WHAT IS BEING ASKED:
Write out every record in full, exactly as written, please.

(Saved data entries)

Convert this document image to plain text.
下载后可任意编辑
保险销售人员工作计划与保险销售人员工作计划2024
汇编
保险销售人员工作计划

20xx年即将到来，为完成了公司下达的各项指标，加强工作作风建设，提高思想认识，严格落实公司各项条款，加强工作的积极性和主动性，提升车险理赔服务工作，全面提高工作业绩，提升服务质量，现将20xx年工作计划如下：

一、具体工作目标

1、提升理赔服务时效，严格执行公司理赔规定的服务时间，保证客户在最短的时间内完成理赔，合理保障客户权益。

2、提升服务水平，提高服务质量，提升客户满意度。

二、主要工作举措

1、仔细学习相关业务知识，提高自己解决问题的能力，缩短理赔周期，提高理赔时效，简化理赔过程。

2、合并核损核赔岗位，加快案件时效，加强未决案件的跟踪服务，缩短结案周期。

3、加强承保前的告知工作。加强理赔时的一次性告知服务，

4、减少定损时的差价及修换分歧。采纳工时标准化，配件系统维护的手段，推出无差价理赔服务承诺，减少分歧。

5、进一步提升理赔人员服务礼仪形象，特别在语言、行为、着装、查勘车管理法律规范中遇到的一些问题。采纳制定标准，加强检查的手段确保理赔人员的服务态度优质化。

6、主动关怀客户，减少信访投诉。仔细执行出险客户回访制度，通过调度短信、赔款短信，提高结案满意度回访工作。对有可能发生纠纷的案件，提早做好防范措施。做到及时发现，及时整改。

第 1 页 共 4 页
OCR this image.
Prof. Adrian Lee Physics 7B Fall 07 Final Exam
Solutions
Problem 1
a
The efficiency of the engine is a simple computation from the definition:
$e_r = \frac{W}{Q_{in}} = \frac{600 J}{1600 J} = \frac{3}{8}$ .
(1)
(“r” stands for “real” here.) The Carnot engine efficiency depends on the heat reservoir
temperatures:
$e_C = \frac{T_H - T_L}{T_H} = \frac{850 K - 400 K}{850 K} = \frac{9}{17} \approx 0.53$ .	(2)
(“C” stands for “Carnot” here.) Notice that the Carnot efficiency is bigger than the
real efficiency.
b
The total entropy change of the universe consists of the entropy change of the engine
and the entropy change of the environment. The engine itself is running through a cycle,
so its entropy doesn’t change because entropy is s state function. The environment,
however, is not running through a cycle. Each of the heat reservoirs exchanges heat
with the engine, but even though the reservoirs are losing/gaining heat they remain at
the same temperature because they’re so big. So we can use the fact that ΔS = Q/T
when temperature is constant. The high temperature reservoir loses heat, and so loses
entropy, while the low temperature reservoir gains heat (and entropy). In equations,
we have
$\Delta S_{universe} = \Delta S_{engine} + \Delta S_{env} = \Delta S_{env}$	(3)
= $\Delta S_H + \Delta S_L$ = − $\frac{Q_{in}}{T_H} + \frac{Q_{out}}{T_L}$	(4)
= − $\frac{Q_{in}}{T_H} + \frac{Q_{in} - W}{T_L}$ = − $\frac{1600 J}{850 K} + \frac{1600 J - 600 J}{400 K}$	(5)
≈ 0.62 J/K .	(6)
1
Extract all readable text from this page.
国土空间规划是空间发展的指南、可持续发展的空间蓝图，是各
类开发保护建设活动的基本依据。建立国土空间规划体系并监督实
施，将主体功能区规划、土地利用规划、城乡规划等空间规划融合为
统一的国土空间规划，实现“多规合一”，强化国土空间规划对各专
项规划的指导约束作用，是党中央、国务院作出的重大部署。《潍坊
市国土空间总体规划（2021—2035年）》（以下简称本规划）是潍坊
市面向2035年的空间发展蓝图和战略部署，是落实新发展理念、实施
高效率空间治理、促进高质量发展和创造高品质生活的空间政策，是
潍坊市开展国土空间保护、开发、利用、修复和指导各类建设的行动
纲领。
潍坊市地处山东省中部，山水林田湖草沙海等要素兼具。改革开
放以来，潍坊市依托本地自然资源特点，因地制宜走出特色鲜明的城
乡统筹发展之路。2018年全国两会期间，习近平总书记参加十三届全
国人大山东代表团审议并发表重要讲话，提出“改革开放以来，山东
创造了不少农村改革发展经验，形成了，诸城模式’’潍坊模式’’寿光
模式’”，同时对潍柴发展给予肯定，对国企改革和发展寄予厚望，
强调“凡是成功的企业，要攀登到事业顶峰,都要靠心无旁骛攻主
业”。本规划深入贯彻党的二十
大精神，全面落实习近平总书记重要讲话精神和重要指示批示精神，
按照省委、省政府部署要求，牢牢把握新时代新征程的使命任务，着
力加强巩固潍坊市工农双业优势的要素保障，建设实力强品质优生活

REPLY:
Convert this document image to plain text.
下载后可任意编辑
保险销售人员工作计划与保险销售人员工作计划2024
汇编
保险销售人员工作计划

20xx年即将到来，为完成了公司下达的各项指标，加强工作作风建设，提高思想认识，严格落实公司各项条款，加强工作的积极性和主动性，提升车险理赔服务工作，全面提高工作业绩，提升服务质量，现将20xx年工作计划如下：

一、具体工作目标

1、提升理赔服务时效，严格执行公司理赔规定的服务时间，保证客户在最短的时间内完成理赔，合理保障客户权益。

2、提升服务水平，提高服务质量，提升客户满意度。

二、主要工作举措

1、仔细学习相关业务知识，提高自己解决问题的能力，缩短理赔周期，提高理赔时效，简化理赔过程。

2、合并核损核赔岗位，加快案件时效，加强未决案件的跟踪服务，缩短结案周期。

3、加强承保前的告知工作。加强理赔时的一次性告知服务，

4、减少定损时的差价及修换分歧。采纳工时标准化，配件系统维护的手段，推出无差价理赔服务承诺，减少分歧。

5、进一步提升理赔人员服务礼仪形象，特别在语言、行为、着装、查勘车管理法律规范中遇到的一些问题。采纳制定标准，加强检查的手段确保理赔人员的服务态度优质化。

6、主动关怀客户，减少信访投诉。仔细执行出险客户回访制度，通过调度短信、赔款短信，提高结案满意度回访工作。对有可能发生纠纷的案件，提早做好防范措施。做到及时发现，及时整改。

第 1 页 共 4 页
OCR this image.
Prof. Adrian Lee Physics 7B Fall 07 Final Exam
Solutions
Problem 1
a
The efficiency of the engine is a simple computation from the definition:
$e_r = \frac{W}{Q_{in}} = \frac{600 J}{1600 J} = \frac{3}{8}$ .
(1)
(“r” stands for “real” here.) The Carnot engine efficiency depends on the heat reservoir
temperatures:
$e_C = \frac{T_H - T_L}{T_H} = \frac{850 K - 400 K}{850 K} = \frac{9}{17} \approx 0.53$ .	(2)
(“C” stands for “Carnot” here.) Notice that the Carnot efficiency is bigger than the
real efficiency.
b
The total entropy change of the universe consists of the entropy change of the engine
and the entropy change of the environment. The engine itself is running through a cycle,
so its entropy doesn’t change because entropy is s state function. The environment,
however, is not running through a cycle. Each of the heat reservoirs exchanges heat
with the engine, but even though the reservoirs are losing/gaining heat they remain at
the same temperature because they’re so big. So we can use the fact that ΔS = Q/T
when temperature is constant. The high temperature reservoir loses heat, and so loses
entropy, while the low temperature reservoir gains heat (and entropy). In equations,
we have
$\Delta S_{universe} = \Delta S_{engine} + \Delta S_{env} = \Delta S_{env}$	(3)
= $\Delta S_H + \Delta S_L$ = − $\frac{Q_{in}}{T_H} + \frac{Q_{out}}{T_L}$	(4)
= − $\frac{Q_{in}}{T_H} + \frac{Q_{in} - W}{T_L}$ = − $\frac{1600 J}{850 K} + \frac{1600 J - 600 J}{400 K}$	(5)
≈ 0.62 J/K .	(6)
1
Extract all readable text from this page.
国土空间规划是空间发展的指南、可持续发展的空间蓝图，是各
类开发保护建设活动的基本依据。建立国土空间规划体系并监督实
施，将主体功能区规划、土地利用规划、城乡规划等空间规划融合为
统一的国土空间规划，实现“多规合一”，强化国土空间规划对各专
项规划的指导约束作用，是党中央、国务院作出的重大部署。《潍坊
市国土空间总体规划（2021—2035年）》（以下简称本规划）是潍坊
市面向2035年的空间发展蓝图和战略部署，是落实新发展理念、实施
高效率空间治理、促进高质量发展和创造高品质生活的空间政策，是
潍坊市开展国土空间保护、开发、利用、修复和指导各类建设的行动
纲领。
潍坊市地处山东省中部，山水林田湖草沙海等要素兼具。改革开
放以来，潍坊市依托本地自然资源特点，因地制宜走出特色鲜明的城
乡统筹发展之路。2018年全国两会期间，习近平总书记参加十三届全
国人大山东代表团审议并发表重要讲话，提出“改革开放以来，山东
创造了不少农村改革发展经验，形成了，诸城模式’’潍坊模式’’寿光
模式’”，同时对潍柴发展给予肯定，对国企改革和发展寄予厚望，
强调“凡是成功的企业，要攀登到事业顶峰,都要靠心无旁骛攻主
业”。本规划深入贯彻党的二十
大精神，全面落实习近平总书记重要讲话精神和重要指示批示精神，
按照省委、省政府部署要求，牢牢把握新时代新征程的使命任务，着
力加强巩固潍坊市工农双业优势的要素保障，建设实力强品质优生活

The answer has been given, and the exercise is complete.